[Selected text]
A serious complication of fracture treatment is nonunion, which has a higher rate in radioulnar fractures in toy dog breeds because of mechanical and biological factors.[34] In our case, initial osteosynthesis using external fixation was inadequate and intramedullary pinning in a subsequent revision surgery led to development of a nonviable necrotic nonunion. Guidelines for the treatment of this type of nonunion include removal of necrotic bone fragments, debridement of fracture edges until bleeding from the periosteum and endosteum is observed, grafting with cancellous bone, bone substitutes or growth factors and providing stable external or internal fixation.[18] [19] [20] Regeneration of new bone, particularly large amounts, ensuring the shape of the newly formed bone is adequate and overcoming soft tissue problems associated with nonunion are challenging. Amputation may be the choice in many cases because of financial burden and a guarded prognosis with respect to achieving normal limb function.

Transverse fractures or nonunion of the radial neck can be stabilized with small T-plates when the radial head fragment provides sufficient bone for the placement of two screws. More comminuted radial head and neck fractures, proximal fragments that are too small to achieve stable fixation or fractures that offer little opportunity for load sharing with internal fixation will likely require additional stabilization. This includes the placement of a circular external skeletal fixator or a hybrid-circular external skeletal fixator with wires that run from a proximal ring to engage the radial head.[4] In our case, because of the iatrogenic damage resulting from previous surgeries, the radial head did not provide sufficient bone for implant placement and therefore an alternative technique was needed. Ideally the proximal ulna would be fixed to the distal radius allowing the proximal radius to ‘float’ while still attached to the ulna by soft tissue structures (annular ligament, cranial crura of the collateral ligaments and joint capsule) to maintain its position. This can be achieved by using an external skeletal fixator that engages the proximal olecranon and extends to the radius and ulna distal to the fracture or by simply stabilizing the ulna alone with a bone plate or interlocking nail.[4] [31] [32]

In toy breed dogs, the shape of the distal ulna precludes stable fixation using a bone plate on the ulna alone, and the small diameter of the medullary canal of the distal ulna does not allow insertion of an interlocking nail.[35] Therefore, we felt that proximal fixation of the olecranon and distal fixation of the radius was the best treatment option. The use of an external skeletal fixator was not chosen because of reluctance of the owners to provide postoperative home care and the aggressive nature of the patient.
[/Selected text]
[Provided material]
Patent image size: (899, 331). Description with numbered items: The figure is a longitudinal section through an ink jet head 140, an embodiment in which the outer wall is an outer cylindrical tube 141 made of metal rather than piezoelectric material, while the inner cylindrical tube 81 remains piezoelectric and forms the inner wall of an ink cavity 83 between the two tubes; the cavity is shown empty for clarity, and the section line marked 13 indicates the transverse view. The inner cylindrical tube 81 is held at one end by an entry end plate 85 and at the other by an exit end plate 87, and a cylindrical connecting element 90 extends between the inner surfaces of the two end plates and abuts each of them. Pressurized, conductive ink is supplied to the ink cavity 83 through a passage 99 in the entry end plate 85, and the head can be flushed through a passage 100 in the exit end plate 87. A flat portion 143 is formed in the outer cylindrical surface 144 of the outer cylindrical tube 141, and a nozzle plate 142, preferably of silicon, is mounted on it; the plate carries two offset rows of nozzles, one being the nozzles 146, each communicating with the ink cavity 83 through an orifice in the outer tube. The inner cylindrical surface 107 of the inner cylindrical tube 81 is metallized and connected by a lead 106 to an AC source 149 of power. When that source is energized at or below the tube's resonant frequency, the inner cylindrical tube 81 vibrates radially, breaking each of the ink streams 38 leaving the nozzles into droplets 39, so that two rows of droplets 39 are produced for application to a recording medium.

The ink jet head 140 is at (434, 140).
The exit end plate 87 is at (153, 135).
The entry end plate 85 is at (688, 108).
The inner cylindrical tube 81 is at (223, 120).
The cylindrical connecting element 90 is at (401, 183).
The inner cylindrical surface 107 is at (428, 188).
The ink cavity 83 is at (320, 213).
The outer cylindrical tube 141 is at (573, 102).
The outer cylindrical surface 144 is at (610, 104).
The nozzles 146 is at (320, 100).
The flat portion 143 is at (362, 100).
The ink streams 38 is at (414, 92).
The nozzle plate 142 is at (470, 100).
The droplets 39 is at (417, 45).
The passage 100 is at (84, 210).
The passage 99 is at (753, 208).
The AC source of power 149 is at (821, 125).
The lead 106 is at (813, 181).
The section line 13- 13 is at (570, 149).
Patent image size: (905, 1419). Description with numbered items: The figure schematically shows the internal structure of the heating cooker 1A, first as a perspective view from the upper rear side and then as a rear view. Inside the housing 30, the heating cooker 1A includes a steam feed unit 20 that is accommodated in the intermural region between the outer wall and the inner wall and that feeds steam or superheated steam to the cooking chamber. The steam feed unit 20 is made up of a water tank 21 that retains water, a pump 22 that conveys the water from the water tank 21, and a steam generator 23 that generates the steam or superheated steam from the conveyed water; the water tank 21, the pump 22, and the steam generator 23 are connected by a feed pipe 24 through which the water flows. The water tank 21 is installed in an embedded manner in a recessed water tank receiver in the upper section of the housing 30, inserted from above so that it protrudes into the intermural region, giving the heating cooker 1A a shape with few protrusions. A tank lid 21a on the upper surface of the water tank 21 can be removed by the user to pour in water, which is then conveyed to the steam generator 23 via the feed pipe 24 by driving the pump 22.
[/Provided material]
Task set:
1 – Answer these from the text on fracture nonunion:
(a) What two kinds of factors account for the higher nonunion rate in radioulnar fractures in toy dog breeds?
(b) Which soft tissue structures are named as holding the proximal radius in position while it floats?
(c) What two reasons are given for not choosing an external skeletal fixator?
2 – Retype the text on fracture nonunion from "In toy breed" to "of the patient.".
You can set the listing aside.

Exercise answers:
1 –
(a) Mechanical and biological factors.
(b) The annular ligament, the cranial crura of the collateral ligaments and the joint capsule.
(c) The owners were reluctant to provide postoperative home care, and the patient was aggressive.

2 –
In toy breed dogs, the shape of the distal ulna precludes stable fixation using a bone plate on the ulna alone, and the small diameter of the medullary canal of the distal ulna does not allow insertion of an interlocking nail.[35] Therefore, we felt that proximal fixation of the olecranon and distal fixation of the radius was the best treatment option. The use of an external skeletal fixator was not chosen because of reluctance of the owners to provide postoperative home care and the aggressive nature of the patient.